**EXTRACT**
Rick Moody by Jill Eisenstadt

“I’ll watch the weather a couple of times a day on T.V.,just to see if anything has changed. I take storms personally, too.”

BOMB 48 Summer 1994
048 Summer 1994
Moody 01 Body

Rick Moody. Photo by Meredith Moody Saxon © 1994.

While working at Farrar Straus & Giroux, Rick Moody received a Pushcart Press Editors Award for his first novel, Garden State, an intense, gritty portrait of adolescents trapped in the industrial wastelands of New Jersey. The surburbanites populating his second novel, The Ice Storm (Little, Brown), are perhaps equally disenchanted but their story is leavened by stinging humor and vivid historical detail. It is 1973. The mood is a mood ring. Along with Watergate, Tang and modular furniture, the sexual revolution has just reached the Hood family’s suburban Connecticut community. How and if they will survive this temporal storm (and it’s meteorological manifestation) propels the book as it did our recent conversation.

Jill Eisenstadt You have a strange way of compressing and expanding time. The Ice Storm opens with Benjamin waiting for his mistress and meanwhile, his life flashes past him. But the book takes place in a 24-hour period. Was this intended to be a comment on history or just a handy structure?

Rick Moody I was trying to do that Aristotelian unity of place and time. I thought of the book structurally as being three acts that take place in a continuum, like a play. There’s a gap in the night between parts two and three, but basically, that dramatic structure was the idea.

JE Is your next book going to take place in an hour?

RM (laughter) … an hour?

JE … and then a minute, and then a second?

RM It’s going to have a similar kind of compression to it.

JE Has there been a book that takes place in a minute?

RM The Mezzanine by Nicholson Baker takes place in 20 minutes. He enters the building, goes up to the mezzanine and gets to the top of the staircase. That’s very compressed. (And then there’s Borges’ short story … )

JE And The Ice Storm is a decade in a day.

RM Well, psychic time, time as it’s experienced by humans on a daily basis, doesn’t run as it does in the universe. It has fits and starts. It has elongations and compressions. That’s how I experience it at any rate. Certain moments come back again and again. Time gets hung up like a record skipping.

JE Only after an exhaustive, essentially third person account of the ’70s does your character, Paul, reveal his identity, reminding us there is a narrator. It’s as if history only exists in his head.

RM Right, or to put it another way, macroeconomic or political or global history are just personal history. That’s what it’s really about, phylogeny recapitulates ontology—or whichever it is that recapitulates the other one.

JE Is that why you chose to have it take place in the psyche of the 1970s? Do you think the concept of history ended or changed after the ’60s?

RM No, I don’t buy that end-of-history, millennial anxiety stuff. For our generation, Watergate as a political event was formative. I watched the Watergate hearings in seventh grade. I read All the President’s Men in the eighth. I was obsessed with Watergate as an ethical construct, this idea of abuse of power, surveillance, coercion … That was the first thing I learned about politics. The first president that I remember, Nixon, resigned office. So, for me, that event shaped the ethics of that decade and consequently, my political and social views about American politics now.

**WHAT THE TASK REQUIRES**
Continue the interview with Rick Moody about The Ice Storm, starting right after its last sentence.

**DATA SHOWN**
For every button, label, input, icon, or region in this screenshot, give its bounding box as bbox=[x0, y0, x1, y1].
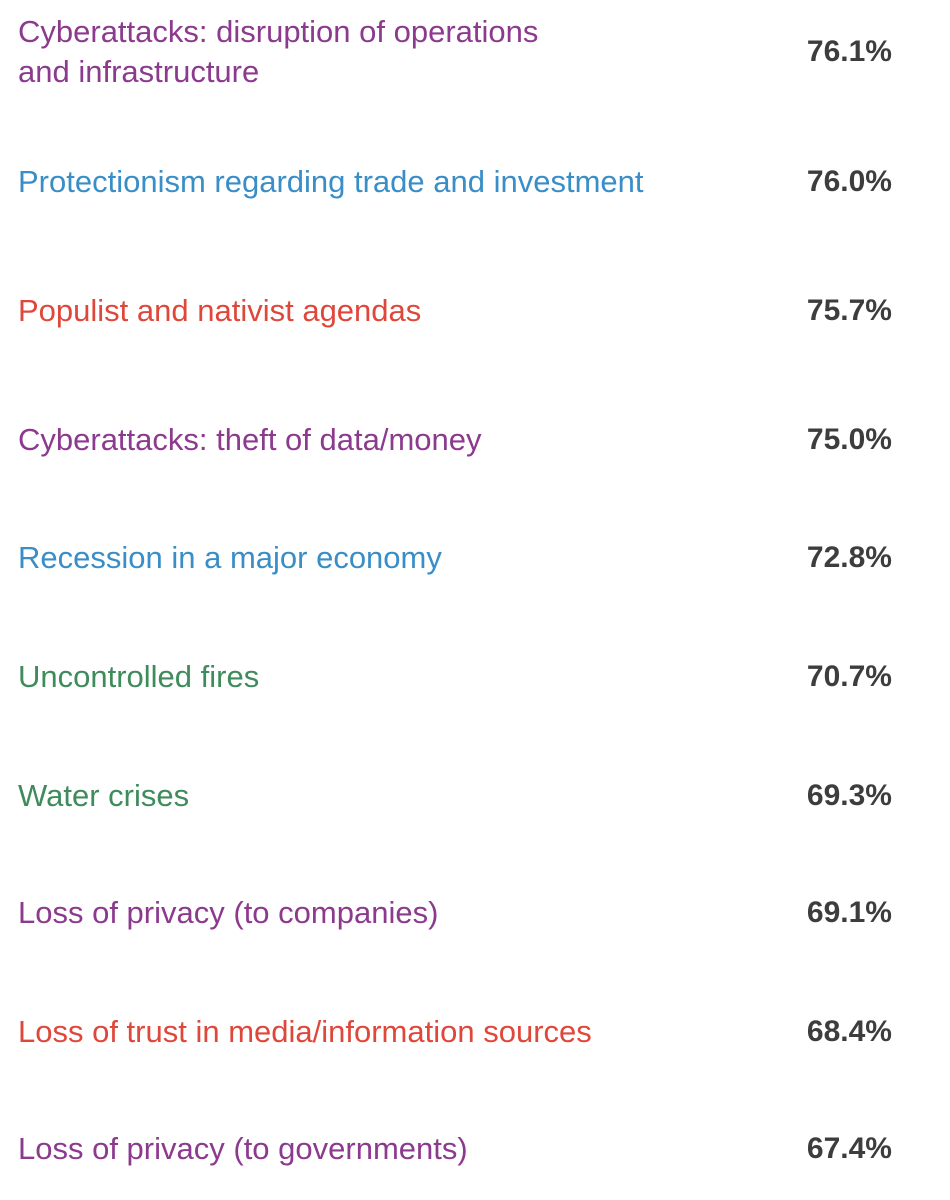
risk-value: 69.3% bbox=[806, 779, 892, 812]
risk-value: 69.1% bbox=[806, 896, 892, 929]
risk-value: 75.0% bbox=[806, 423, 892, 456]
risk-value: 76.0% bbox=[806, 165, 892, 198]
risk-value: 72.8% bbox=[806, 541, 892, 574]
risk-label: Water crises bbox=[18, 778, 190, 813]
risk-label: Loss of privacy (to governments) bbox=[18, 1131, 468, 1166]
risk-value: 70.7% bbox=[806, 660, 892, 693]
risk-label: Loss of privacy (to companies) bbox=[18, 895, 439, 930]
risk-value: 75.7% bbox=[806, 294, 892, 327]
risk-label: Cyberattacks: disruption of operations a… bbox=[18, 14, 539, 89]
risk-label: Uncontrolled fires bbox=[18, 659, 260, 694]
risk-value: 76.1% bbox=[806, 35, 892, 68]
risk-label: Recession in a major economy bbox=[18, 540, 442, 575]
risk-label: Protectionism regarding trade and invest… bbox=[18, 164, 644, 199]
risk-label: Populist and nativist agendas bbox=[18, 293, 422, 328]
risk-value: 67.4% bbox=[806, 1132, 892, 1165]
risk-label: Loss of trust in media/information sourc… bbox=[18, 1014, 592, 1049]
risk-value: 68.4% bbox=[806, 1015, 892, 1048]
risk-label: Cyberattacks: theft of data/money bbox=[18, 422, 482, 457]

**RIGHT ANSWER**
JE All I remember of that summer was that nothing else was on TV and all the adults kept saying, “This is history, history is being made, one day you’ll tell your children you saw it.” But I was too young to really grasp what was going on.

RM My grandfather was this ardent conservative who supported the McCarthy hearings. Your average way-out-lunatic-fringe conservative who was deeply depressed by Watergate and actually went into a coma and died right about the time Nixon resigned from office. My father’s very conservative, too. There is a signed photograph of him shaking hands with Nixon on the wall of my dad’s house. So this whole idea of what Nixon represented was really important to me.

JE What did your father say about the book?

RM Something along the lines of “poor little thing.”

JE That reminds me of the scene in The Ice Storm where after a night of wife and husband swapping, one of the fathers tells his son and his swap partner’s daughter all about his own adultery and then gives them a lecture about morality. Of course, he wouldn’t use that word—adultery.

RM See, to me that’s typical of the times. Watergate was not an isolated event in the 1970s. It was just the most obvious example of a certain ethical way of being. At the same time, there was this lax, so-called sexual revolution, which just fell apart. I’m not saying this was the wrong way to proceed but it had consequences. The other day this guy asked me, “How is your book different from Updike’s?” And I said, “The Updike books—Couples for example—are all about extra-marital adventuring without consequences, and The Ice Storm is about what the kids of these experimenters experience or how the generations interact when faced with the realities of the sexual revolution.”

So what do you think, when you look back on that time? Did you lose your virginity on the beach in Rockaway without thinking about the ramifications of sexuality between your parents, between adults?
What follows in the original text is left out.